◆ **Aim**:
Extract each line of the data below exactly as written.

◆ **Dataset content**:
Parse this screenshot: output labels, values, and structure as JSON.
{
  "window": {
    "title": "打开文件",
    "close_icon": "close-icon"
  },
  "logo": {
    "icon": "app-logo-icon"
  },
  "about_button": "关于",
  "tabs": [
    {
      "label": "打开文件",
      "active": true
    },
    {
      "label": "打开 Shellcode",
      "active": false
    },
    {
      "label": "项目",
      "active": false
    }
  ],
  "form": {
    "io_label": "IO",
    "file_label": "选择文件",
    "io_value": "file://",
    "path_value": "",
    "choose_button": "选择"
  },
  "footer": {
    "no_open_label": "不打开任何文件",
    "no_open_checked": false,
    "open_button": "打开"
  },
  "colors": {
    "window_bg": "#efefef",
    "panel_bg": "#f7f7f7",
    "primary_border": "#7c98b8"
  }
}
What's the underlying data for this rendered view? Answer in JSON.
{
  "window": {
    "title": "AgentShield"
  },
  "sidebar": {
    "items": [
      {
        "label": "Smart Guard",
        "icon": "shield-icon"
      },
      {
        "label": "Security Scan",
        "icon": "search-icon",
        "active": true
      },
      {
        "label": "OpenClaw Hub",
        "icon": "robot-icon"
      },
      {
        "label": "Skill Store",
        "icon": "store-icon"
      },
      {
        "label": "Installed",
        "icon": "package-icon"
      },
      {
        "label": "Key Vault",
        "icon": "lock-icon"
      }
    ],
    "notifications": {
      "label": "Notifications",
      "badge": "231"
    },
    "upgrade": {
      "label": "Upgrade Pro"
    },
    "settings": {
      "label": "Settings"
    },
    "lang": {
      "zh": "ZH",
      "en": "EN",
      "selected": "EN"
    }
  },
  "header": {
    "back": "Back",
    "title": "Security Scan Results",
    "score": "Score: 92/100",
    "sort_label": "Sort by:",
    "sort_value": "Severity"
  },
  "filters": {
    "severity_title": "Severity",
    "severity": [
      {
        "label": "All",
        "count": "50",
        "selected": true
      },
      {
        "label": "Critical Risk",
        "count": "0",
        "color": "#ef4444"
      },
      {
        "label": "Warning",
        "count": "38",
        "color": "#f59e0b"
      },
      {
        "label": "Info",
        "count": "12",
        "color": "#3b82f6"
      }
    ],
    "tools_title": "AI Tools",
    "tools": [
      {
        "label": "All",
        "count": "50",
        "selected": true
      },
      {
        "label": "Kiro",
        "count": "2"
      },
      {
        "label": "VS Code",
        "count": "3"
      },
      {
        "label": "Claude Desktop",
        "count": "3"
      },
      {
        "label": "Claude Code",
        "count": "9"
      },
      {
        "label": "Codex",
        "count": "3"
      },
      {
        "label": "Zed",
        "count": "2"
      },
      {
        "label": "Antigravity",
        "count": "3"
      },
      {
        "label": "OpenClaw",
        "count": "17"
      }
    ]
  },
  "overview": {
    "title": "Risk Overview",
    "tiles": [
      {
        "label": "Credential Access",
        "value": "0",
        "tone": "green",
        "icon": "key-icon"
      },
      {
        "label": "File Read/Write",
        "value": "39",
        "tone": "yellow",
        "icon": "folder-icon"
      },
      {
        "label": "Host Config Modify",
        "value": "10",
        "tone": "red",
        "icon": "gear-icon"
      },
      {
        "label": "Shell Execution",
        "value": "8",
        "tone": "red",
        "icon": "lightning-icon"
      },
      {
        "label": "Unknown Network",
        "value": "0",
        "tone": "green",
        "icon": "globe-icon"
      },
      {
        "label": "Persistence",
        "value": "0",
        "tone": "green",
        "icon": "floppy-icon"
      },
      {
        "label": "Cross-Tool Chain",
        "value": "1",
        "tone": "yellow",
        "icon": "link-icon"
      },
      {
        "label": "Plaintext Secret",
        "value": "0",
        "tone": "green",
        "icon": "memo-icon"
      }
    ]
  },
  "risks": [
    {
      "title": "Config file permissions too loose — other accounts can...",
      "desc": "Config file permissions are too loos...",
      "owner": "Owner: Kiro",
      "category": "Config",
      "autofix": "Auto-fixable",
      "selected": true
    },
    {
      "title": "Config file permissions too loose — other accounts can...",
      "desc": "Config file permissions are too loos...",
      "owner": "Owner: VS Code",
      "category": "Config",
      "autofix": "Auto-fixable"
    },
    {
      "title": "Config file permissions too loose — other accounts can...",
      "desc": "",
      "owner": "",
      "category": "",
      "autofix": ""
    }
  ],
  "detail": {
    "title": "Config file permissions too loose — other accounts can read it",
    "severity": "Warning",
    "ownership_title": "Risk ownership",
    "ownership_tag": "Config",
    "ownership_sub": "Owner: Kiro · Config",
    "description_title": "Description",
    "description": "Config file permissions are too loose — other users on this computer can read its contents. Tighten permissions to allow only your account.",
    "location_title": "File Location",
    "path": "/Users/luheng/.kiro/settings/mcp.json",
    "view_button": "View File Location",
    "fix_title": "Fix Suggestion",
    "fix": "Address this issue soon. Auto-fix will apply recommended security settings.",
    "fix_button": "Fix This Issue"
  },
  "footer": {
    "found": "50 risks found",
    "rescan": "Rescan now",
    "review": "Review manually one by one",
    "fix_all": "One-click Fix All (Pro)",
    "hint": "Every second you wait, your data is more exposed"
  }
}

◆ **Solution to this problem**:
Parse this screenshot: output labels, values, and structure as JSON.
{
  "window": {
    "title": "打开文件",
    "close_icon": "close-icon"
  },
  "logo": {
    "icon": "app-logo-icon"
  },
  "about_button": "关于",
  "tabs": [
    {
      "label": "打开文件",
      "active": true
    },
    {
      "label": "打开 Shellcode",
      "active": false
    },
    {
      "label": "项目",
      "active": false
    }
  ],
  "form": {
    "io_label": "IO",
    "file_label": "选择文件",
    "io_value": "file://",
    "path_value": "",
    "choose_button": "选择"
  },
  "footer": {
    "no_open_label": "不打开任何文件",
    "no_open_checked": false,
    "open_button": "打开"
  },
  "colors": {
    "window_bg": "#efefef",
    "panel_bg": "#f7f7f7",
    "primary_border": "#7c98b8"
  }
}
What's the underlying data for this rendered view? Answer in JSON.
{
  "window": {
    "title": "AgentShield"
  },
  "sidebar": {
    "items": [
      {
        "label": "Smart Guard",
        "icon": "shield-icon"
      },
      {
        "label": "Security Scan",
        "icon": "search-icon",
        "active": true
      },
      {
        "label": "OpenClaw Hub",
        "icon": "robot-icon"
      },
      {
        "label": "Skill Store",
        "icon": "store-icon"
      },
      {
        "label": "Installed",
        "icon": "package-icon"
      },
      {
        "label": "Key Vault",
        "icon": "lock-icon"
      }
    ],
    "notifications": {
      "label": "Notifications",
      "badge": "231"
    },
    "upgrade": {
      "label": "Upgrade Pro"
    },
    "settings": {
      "label": "Settings"
    },
    "lang": {
      "zh": "ZH",
      "en": "EN",
      "selected": "EN"
    }
  },
  "header": {
    "back": "Back",
    "title": "Security Scan Results",
    "score": "Score: 92/100",
    "sort_label": "Sort by:",
    "sort_value": "Severity"
  },
  "filters": {
    "severity_title": "Severity",
    "severity": [
      {
        "label": "All",
        "count": "50",
        "selected": true
      },
      {
        "label": "Critical Risk",
        "count": "0",
        "color": "#ef4444"
      },
      {
        "label": "Warning",
        "count": "38",
        "color": "#f59e0b"
      },
      {
        "label": "Info",
        "count": "12",
        "color": "#3b82f6"
      }
    ],
    "tools_title": "AI Tools",
    "tools": [
      {
        "label": "All",
        "count": "50",
        "selected": true
      },
      {
        "label": "Kiro",
        "count": "2"
      },
      {
        "label": "VS Code",
        "count": "3"
      },
      {
        "label": "Claude Desktop",
        "count": "3"
      },
      {
        "label": "Claude Code",
        "count": "9"
      },
      {
        "label": "Codex",
        "count": "3"
      },
      {
        "label": "Zed",
        "count": "2"
      },
      {
        "label": "Antigravity",
        "count": "3"
      },
      {
        "label": "OpenClaw",
        "count": "17"
      }
    ]
  },
  "overview": {
    "title": "Risk Overview",
    "tiles": [
      {
        "label": "Credential Access",
        "value": "0",
        "tone": "green",
        "icon": "key-icon"
      },
      {
        "label": "File Read/Write",
        "value": "39",
        "tone": "yellow",
        "icon": "folder-icon"
      },
      {
        "label": "Host Config Modify",
        "value": "10",
        "tone": "red",
        "icon": "gear-icon"
      },
      {
        "label": "Shell Execution",
        "value": "8",
        "tone": "red",
        "icon": "lightning-icon"
      },
      {
        "label": "Unknown Network",
        "value": "0",
        "tone": "green",
        "icon": "globe-icon"
      },
      {
        "label": "Persistence",
        "value": "0",
        "tone": "green",
        "icon": "floppy-icon"
      },
      {
        "label": "Cross-Tool Chain",
        "value": "1",
        "tone": "yellow",
        "icon": "link-icon"
      },
      {
        "label": "Plaintext Secret",
        "value": "0",
        "tone": "green",
        "icon": "memo-icon"
      }
    ]
  },
  "risks": [
    {
      "title": "Config file permissions too loose — other accounts can...",
      "desc": "Config file permissions are too loos...",
      "owner": "Owner: Kiro",
      "category": "Config",
      "autofix": "Auto-fixable",
      "selected": true
    },
    {
      "title": "Config file permissions too loose — other accounts can...",
      "desc": "Config file permissions are too loos...",
      "owner": "Owner: VS Code",
      "category": "Config",
      "autofix": "Auto-fixable"
    },
    {
      "title": "Config file permissions too loose — other accounts can...",
      "desc": "",
      "owner": "",
      "category": "",
      "autofix": ""
    }
  ],
  "detail": {
    "title": "Config file permissions too loose — other accounts can read it",
    "severity": "Warning",
    "ownership_title": "Risk ownership",
    "ownership_tag": "Config",
    "ownership_sub": "Owner: Kiro · Config",
    "description_title": "Description",
    "description": "Config file permissions are too loose — other users on this computer can read its contents. Tighten permissions to allow only your account.",
    "location_title": "File Location",
    "path": "/Users/luheng/.kiro/settings/mcp.json",
    "view_button": "View File Location",
    "fix_title": "Fix Suggestion",
    "fix": "Address this issue soon. Auto-fix will apply recommended security settings.",
    "fix_button": "Fix This Issue"
  },
  "footer": {
    "found": "50 risks found",
    "rescan": "Rescan now",
    "review": "Review manually one by one",
    "fix_all": "One-click Fix All (Pro)",
    "hint": "Every second you wait, your data is more exposed"
  }
}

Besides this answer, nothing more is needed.